**DESCRIPTION OF THE TASK**
Copy out the records precisely, omitting pictures.

**RECORD EXCERPTS**
— start —

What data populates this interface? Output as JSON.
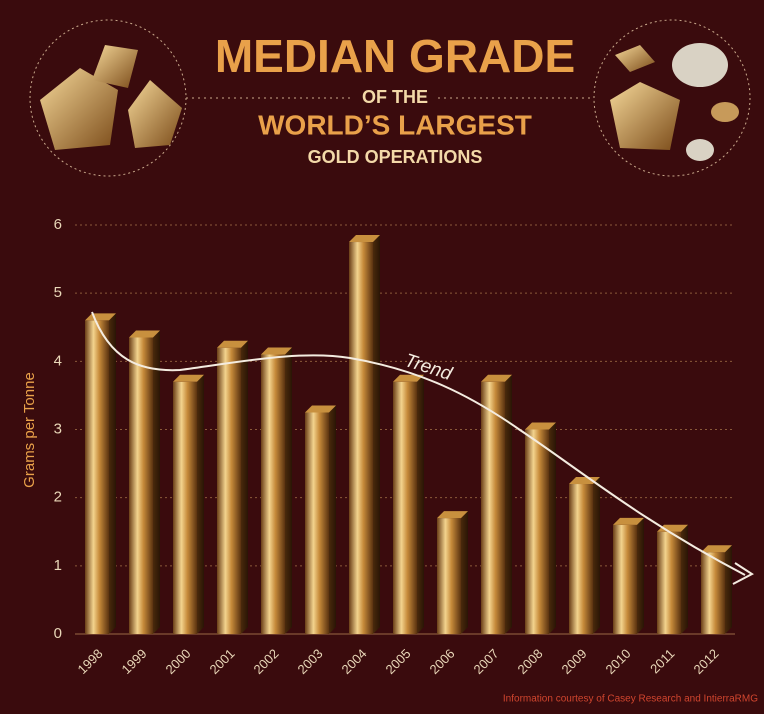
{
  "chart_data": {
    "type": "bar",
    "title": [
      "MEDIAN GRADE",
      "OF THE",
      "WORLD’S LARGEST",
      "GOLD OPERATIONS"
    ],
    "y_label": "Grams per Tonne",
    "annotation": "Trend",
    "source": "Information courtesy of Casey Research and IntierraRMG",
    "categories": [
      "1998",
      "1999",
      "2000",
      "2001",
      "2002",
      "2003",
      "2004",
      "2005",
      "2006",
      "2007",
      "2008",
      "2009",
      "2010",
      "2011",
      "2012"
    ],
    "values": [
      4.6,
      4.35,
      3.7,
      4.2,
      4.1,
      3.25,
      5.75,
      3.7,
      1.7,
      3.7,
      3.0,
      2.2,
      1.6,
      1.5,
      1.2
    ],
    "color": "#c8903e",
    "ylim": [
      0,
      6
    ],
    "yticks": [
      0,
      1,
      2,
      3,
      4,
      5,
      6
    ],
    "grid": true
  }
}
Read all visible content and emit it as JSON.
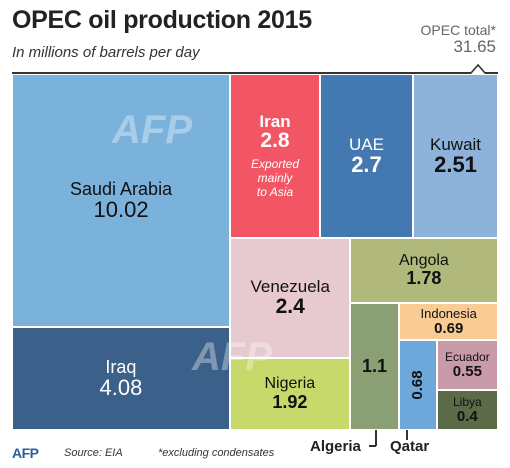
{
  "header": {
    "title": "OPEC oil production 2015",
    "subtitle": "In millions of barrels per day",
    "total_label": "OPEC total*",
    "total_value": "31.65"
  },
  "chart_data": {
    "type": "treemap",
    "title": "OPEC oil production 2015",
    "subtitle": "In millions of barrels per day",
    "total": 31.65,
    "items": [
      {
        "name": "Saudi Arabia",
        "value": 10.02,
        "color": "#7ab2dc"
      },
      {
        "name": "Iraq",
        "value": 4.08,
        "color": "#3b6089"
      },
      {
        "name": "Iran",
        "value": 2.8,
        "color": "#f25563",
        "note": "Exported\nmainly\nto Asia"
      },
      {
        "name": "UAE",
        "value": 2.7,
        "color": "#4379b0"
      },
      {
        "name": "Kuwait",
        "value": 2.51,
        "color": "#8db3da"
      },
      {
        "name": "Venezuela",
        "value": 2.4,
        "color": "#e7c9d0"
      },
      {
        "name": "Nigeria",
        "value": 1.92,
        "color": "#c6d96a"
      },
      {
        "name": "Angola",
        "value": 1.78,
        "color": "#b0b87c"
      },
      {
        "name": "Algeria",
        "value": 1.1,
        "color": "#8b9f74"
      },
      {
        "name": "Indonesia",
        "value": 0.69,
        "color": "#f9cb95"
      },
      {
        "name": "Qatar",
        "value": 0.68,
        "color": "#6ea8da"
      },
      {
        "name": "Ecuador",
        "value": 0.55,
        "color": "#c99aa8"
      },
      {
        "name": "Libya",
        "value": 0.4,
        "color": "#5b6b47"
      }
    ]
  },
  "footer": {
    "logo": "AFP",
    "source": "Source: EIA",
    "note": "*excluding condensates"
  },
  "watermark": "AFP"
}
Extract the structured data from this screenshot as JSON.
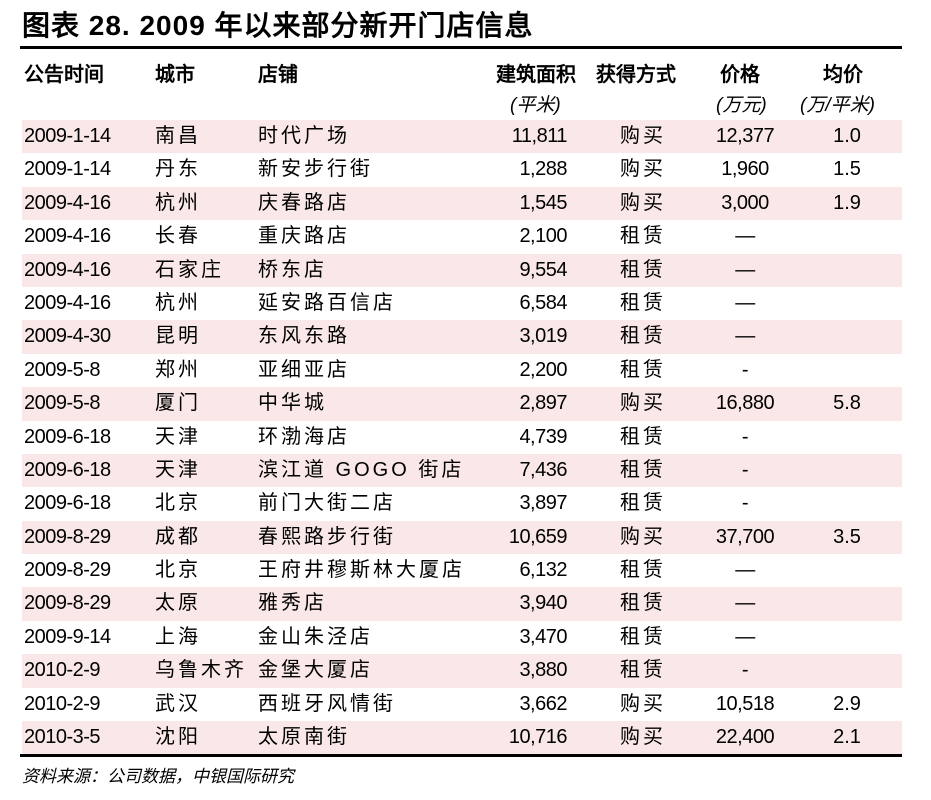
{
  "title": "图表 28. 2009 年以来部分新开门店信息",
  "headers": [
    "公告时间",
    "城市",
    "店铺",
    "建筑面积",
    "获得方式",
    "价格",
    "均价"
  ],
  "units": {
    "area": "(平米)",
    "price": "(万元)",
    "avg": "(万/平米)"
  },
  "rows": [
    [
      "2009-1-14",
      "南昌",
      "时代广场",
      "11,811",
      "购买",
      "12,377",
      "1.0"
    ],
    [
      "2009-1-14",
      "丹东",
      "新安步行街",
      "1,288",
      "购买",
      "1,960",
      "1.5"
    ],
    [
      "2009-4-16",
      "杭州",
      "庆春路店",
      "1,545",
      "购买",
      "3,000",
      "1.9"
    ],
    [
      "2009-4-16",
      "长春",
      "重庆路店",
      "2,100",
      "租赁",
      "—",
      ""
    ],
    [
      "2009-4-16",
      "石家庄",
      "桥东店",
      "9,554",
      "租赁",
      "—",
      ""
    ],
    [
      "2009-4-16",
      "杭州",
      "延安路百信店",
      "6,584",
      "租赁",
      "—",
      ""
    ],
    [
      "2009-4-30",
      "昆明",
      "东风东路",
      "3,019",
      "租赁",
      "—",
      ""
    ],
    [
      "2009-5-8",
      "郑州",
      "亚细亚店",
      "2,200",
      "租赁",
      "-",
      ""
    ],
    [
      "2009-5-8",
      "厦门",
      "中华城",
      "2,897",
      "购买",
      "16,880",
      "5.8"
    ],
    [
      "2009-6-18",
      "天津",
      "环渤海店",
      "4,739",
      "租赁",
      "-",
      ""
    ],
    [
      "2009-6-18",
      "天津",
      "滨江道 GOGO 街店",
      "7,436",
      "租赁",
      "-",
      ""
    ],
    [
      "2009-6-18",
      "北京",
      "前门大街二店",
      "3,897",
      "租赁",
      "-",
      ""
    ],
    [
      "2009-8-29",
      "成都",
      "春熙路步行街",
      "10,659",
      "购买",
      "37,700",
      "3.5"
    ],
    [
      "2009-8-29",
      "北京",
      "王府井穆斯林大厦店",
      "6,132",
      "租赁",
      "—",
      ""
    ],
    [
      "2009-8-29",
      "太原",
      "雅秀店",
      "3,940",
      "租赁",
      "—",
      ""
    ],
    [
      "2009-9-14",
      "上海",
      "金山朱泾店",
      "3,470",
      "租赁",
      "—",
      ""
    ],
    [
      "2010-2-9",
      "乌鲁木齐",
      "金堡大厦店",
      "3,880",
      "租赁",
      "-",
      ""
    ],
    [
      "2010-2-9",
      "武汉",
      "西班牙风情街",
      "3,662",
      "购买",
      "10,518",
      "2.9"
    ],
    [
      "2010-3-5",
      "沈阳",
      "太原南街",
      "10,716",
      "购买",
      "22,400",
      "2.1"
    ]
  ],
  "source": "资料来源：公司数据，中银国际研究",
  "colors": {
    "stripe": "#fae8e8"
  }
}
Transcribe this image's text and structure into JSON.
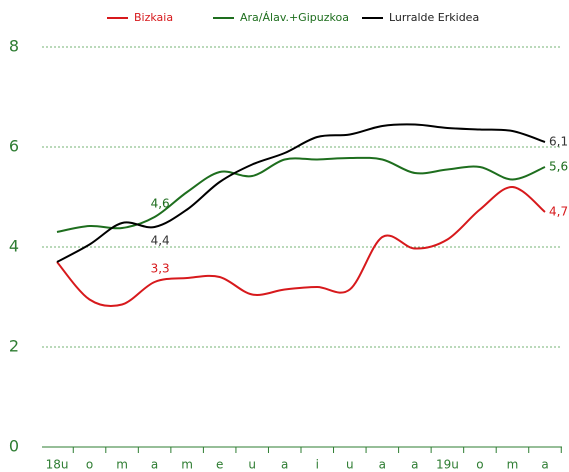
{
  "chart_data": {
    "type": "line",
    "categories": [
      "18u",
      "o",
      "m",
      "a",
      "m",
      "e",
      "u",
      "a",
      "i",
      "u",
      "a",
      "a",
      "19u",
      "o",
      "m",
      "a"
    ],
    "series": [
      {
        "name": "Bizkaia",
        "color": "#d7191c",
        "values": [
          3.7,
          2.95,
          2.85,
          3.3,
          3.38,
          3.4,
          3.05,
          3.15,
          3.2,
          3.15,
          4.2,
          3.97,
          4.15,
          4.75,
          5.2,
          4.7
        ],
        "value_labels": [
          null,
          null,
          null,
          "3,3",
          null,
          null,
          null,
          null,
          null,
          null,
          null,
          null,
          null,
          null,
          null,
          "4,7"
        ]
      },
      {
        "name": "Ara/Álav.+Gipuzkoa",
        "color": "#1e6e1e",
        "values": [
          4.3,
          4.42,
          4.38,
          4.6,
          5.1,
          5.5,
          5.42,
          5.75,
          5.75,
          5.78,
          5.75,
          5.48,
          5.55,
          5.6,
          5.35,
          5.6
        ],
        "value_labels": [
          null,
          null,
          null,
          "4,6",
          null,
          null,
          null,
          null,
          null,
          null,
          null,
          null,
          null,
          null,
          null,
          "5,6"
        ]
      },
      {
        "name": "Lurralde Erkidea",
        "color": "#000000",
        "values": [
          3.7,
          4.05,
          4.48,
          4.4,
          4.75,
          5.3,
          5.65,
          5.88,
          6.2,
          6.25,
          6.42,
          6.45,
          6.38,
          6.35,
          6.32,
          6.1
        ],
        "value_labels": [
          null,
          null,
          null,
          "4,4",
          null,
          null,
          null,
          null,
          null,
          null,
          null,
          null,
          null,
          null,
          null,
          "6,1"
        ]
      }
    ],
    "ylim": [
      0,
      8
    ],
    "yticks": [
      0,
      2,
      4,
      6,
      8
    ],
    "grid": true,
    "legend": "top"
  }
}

— end —

**COMPLETED EXERCISE**
What data populates this interface? Output as JSON.
{
  "chart_data": {
    "type": "bar",
    "title": [
      "MEDIAN GRADE",
      "OF THE",
      "WORLD’S LARGEST",
      "GOLD OPERATIONS"
    ],
    "y_label": "Grams per Tonne",
    "annotation": "Trend",
    "source": "Information courtesy of Casey Research and IntierraRMG",
    "categories": [
      "1998",
      "1999",
      "2000",
      "2001",
      "2002",
      "2003",
      "2004",
      "2005",
      "2006",
      "2007",
      "2008",
      "2009",
      "2010",
      "2011",
      "2012"
    ],
    "values": [
      4.6,
      4.35,
      3.7,
      4.2,
      4.1,
      3.25,
      5.75,
      3.7,
      1.7,
      3.7,
      3.0,
      2.2,
      1.6,
      1.5,
      1.2
    ],
    "color": "#c8903e",
    "ylim": [
      0,
      6
    ],
    "yticks": [
      0,
      1,
      2,
      3,
      4,
      5,
      6
    ],
    "grid": true
  }
}
Read all visible content and emit it as JSON.
{
  "header": {
    "title": "OPEC oil production 2015",
    "subtitle": "In millions of barrels per day",
    "total_label": "OPEC total*",
    "total_value": "31.65"
  },
  "chart_data": {
    "type": "treemap",
    "title": "OPEC oil production 2015",
    "subtitle": "In millions of barrels per day",
    "total": 31.65,
    "items": [
      {
        "name": "Saudi Arabia",
        "value": 10.02,
        "color": "#7ab2dc"
      },
      {
        "name": "Iraq",
        "value": 4.08,
        "color": "#3b6089"
      },
      {
        "name": "Iran",
        "value": 2.8,
        "color": "#f25563",
        "note": "Exported\nmainly\nto Asia"
      },
      {
        "name": "UAE",
        "value": 2.7,
        "color": "#4379b0"
      },
      {
        "name": "Kuwait",
        "value": 2.51,
        "color": "#8db3da"
      },
      {
        "name": "Venezuela",
        "value": 2.4,
        "color": "#e7c9d0"
      },
      {
        "name": "Nigeria",
        "value": 1.92,
        "color": "#c6d96a"
      },
      {
        "name": "Angola",
        "value": 1.78,
        "color": "#b0b87c"
      },
      {
        "name": "Algeria",
        "value": 1.1,
        "color": "#8b9f74"
      },
      {
        "name": "Indonesia",
        "value": 0.69,
        "color": "#f9cb95"
      },
      {
        "name": "Qatar",
        "value": 0.68,
        "color": "#6ea8da"
      },
      {
        "name": "Ecuador",
        "value": 0.55,
        "color": "#c99aa8"
      },
      {
        "name": "Libya",
        "value": 0.4,
        "color": "#5b6b47"
      }
    ]
  },
  "footer": {
    "logo": "AFP",
    "source": "Source: EIA",
    "note": "*excluding condensates"
  },
  "watermark": "AFP"
}
Extract the structured data from this screenshot as JSON.
{
  "title": "图表 28. 2009 年以来部分新开门店信息",
  "headers": [
    "公告时间",
    "城市",
    "店铺",
    "建筑面积",
    "获得方式",
    "价格",
    "均价"
  ],
  "units": {
    "area": "(平米)",
    "price": "(万元)",
    "avg": "(万/平米)"
  },
  "rows": [
    [
      "2009-1-14",
      "南昌",
      "时代广场",
      "11,811",
      "购买",
      "12,377",
      "1.0"
    ],
    [
      "2009-1-14",
      "丹东",
      "新安步行街",
      "1,288",
      "购买",
      "1,960",
      "1.5"
    ],
    [
      "2009-4-16",
      "杭州",
      "庆春路店",
      "1,545",
      "购买",
      "3,000",
      "1.9"
    ],
    [
      "2009-4-16",
      "长春",
      "重庆路店",
      "2,100",
      "租赁",
      "—",
      ""
    ],
    [
      "2009-4-16",
      "石家庄",
      "桥东店",
      "9,554",
      "租赁",
      "—",
      ""
    ],
    [
      "2009-4-16",
      "杭州",
      "延安路百信店",
      "6,584",
      "租赁",
      "—",
      ""
    ],
    [
      "2009-4-30",
      "昆明",
      "东风东路",
      "3,019",
      "租赁",
      "—",
      ""
    ],
    [
      "2009-5-8",
      "郑州",
      "亚细亚店",
      "2,200",
      "租赁",
      "-",
      ""
    ],
    [
      "2009-5-8",
      "厦门",
      "中华城",
      "2,897",
      "购买",
      "16,880",
      "5.8"
    ],
    [
      "2009-6-18",
      "天津",
      "环渤海店",
      "4,739",
      "租赁",
      "-",
      ""
    ],
    [
      "2009-6-18",
      "天津",
      "滨江道 GOGO 街店",
      "7,436",
      "租赁",
      "-",
      ""
    ],
    [
      "2009-6-18",
      "北京",
      "前门大街二店",
      "3,897",
      "租赁",
      "-",
      ""
    ],
    [
      "2009-8-29",
      "成都",
      "春熙路步行街",
      "10,659",
      "购买",
      "37,700",
      "3.5"
    ],
    [
      "2009-8-29",
      "北京",
      "王府井穆斯林大厦店",
      "6,132",
      "租赁",
      "—",
      ""
    ],
    [
      "2009-8-29",
      "太原",
      "雅秀店",
      "3,940",
      "租赁",
      "—",
      ""
    ],
    [
      "2009-9-14",
      "上海",
      "金山朱泾店",
      "3,470",
      "租赁",
      "—",
      ""
    ],
    [
      "2010-2-9",
      "乌鲁木齐",
      "金堡大厦店",
      "3,880",
      "租赁",
      "-",
      ""
    ],
    [
      "2010-2-9",
      "武汉",
      "西班牙风情街",
      "3,662",
      "购买",
      "10,518",
      "2.9"
    ],
    [
      "2010-3-5",
      "沈阳",
      "太原南街",
      "10,716",
      "购买",
      "22,400",
      "2.1"
    ]
  ],
  "source": "资料来源：公司数据，中银国际研究",
  "colors": {
    "stripe": "#fae8e8"
  }
}
Transcribe this image's text and structure into JSON.
{
  "chart_data": {
    "type": "line",
    "categories": [
      "18u",
      "o",
      "m",
      "a",
      "m",
      "e",
      "u",
      "a",
      "i",
      "u",
      "a",
      "a",
      "19u",
      "o",
      "m",
      "a"
    ],
    "series": [
      {
        "name": "Bizkaia",
        "color": "#d7191c",
        "values": [
          3.7,
          2.95,
          2.85,
          3.3,
          3.38,
          3.4,
          3.05,
          3.15,
          3.2,
          3.15,
          4.2,
          3.97,
          4.15,
          4.75,
          5.2,
          4.7
        ],
        "value_labels": [
          null,
          null,
          null,
          "3,3",
          null,
          null,
          null,
          null,
          null,
          null,
          null,
          null,
          null,
          null,
          null,
          "4,7"
        ]
      },
      {
        "name": "Ara/Álav.+Gipuzkoa",
        "color": "#1e6e1e",
        "values": [
          4.3,
          4.42,
          4.38,
          4.6,
          5.1,
          5.5,
          5.42,
          5.75,
          5.75,
          5.78,
          5.75,
          5.48,
          5.55,
          5.6,
          5.35,
          5.6
        ],
        "value_labels": [
          null,
          null,
          null,
          "4,6",
          null,
          null,
          null,
          null,
          null,
          null,
          null,
          null,
          null,
          null,
          null,
          "5,6"
        ]
      },
      {
        "name": "Lurralde Erkidea",
        "color": "#000000",
        "values": [
          3.7,
          4.05,
          4.48,
          4.4,
          4.75,
          5.3,
          5.65,
          5.88,
          6.2,
          6.25,
          6.42,
          6.45,
          6.38,
          6.35,
          6.32,
          6.1
        ],
        "value_labels": [
          null,
          null,
          null,
          "4,4",
          null,
          null,
          null,
          null,
          null,
          null,
          null,
          null,
          null,
          null,
          null,
          "6,1"
        ]
      }
    ],
    "ylim": [
      0,
      8
    ],
    "yticks": [
      0,
      2,
      4,
      6,
      8
    ],
    "grid": true,
    "legend": "top"
  }
}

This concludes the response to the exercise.